'''

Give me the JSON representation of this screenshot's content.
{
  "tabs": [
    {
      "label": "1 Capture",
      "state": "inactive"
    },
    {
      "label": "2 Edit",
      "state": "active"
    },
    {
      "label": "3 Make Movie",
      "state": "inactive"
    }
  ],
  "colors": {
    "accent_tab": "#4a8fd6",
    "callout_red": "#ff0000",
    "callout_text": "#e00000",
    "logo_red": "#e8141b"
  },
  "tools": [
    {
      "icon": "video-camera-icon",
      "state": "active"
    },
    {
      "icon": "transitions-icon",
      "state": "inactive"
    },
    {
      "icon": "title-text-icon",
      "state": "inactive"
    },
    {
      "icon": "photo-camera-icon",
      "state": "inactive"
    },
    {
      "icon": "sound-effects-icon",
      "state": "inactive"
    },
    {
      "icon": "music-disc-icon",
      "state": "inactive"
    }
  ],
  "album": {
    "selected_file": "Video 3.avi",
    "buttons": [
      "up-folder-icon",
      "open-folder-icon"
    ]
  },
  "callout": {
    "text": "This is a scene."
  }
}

'''
'''

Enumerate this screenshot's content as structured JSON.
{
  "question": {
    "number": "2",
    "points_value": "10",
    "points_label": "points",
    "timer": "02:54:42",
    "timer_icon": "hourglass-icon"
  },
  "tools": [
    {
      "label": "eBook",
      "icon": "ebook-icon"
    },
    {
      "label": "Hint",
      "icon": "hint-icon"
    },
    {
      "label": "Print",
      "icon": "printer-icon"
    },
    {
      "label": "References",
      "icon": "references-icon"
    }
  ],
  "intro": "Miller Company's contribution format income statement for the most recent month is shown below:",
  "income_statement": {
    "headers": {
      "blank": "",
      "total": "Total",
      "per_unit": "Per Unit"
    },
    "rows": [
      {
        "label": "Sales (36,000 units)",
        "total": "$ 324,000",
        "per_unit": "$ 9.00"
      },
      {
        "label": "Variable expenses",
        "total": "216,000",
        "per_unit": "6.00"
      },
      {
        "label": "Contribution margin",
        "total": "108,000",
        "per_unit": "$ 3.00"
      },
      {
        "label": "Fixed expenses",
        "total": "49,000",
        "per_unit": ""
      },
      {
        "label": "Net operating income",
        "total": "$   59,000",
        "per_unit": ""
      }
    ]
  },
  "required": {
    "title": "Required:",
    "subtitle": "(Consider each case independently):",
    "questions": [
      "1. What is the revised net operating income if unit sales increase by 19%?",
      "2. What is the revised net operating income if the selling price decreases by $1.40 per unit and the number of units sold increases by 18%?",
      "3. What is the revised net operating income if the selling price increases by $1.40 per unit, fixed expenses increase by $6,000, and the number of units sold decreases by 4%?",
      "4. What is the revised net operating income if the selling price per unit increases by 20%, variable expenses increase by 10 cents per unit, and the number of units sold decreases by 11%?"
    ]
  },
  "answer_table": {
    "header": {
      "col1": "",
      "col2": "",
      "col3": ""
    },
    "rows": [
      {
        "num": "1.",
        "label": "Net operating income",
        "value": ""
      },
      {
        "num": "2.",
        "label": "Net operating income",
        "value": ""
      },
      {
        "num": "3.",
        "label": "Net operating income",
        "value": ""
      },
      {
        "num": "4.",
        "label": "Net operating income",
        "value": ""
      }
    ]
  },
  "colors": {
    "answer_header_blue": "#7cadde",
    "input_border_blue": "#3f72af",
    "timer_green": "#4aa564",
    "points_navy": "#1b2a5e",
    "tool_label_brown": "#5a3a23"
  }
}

'''

The exercise:
Search the lines above for the string "camera" and copy each line that has it.

Response to this exercise:
      "icon": "video-camera-icon",
      "icon": "photo-camera-icon",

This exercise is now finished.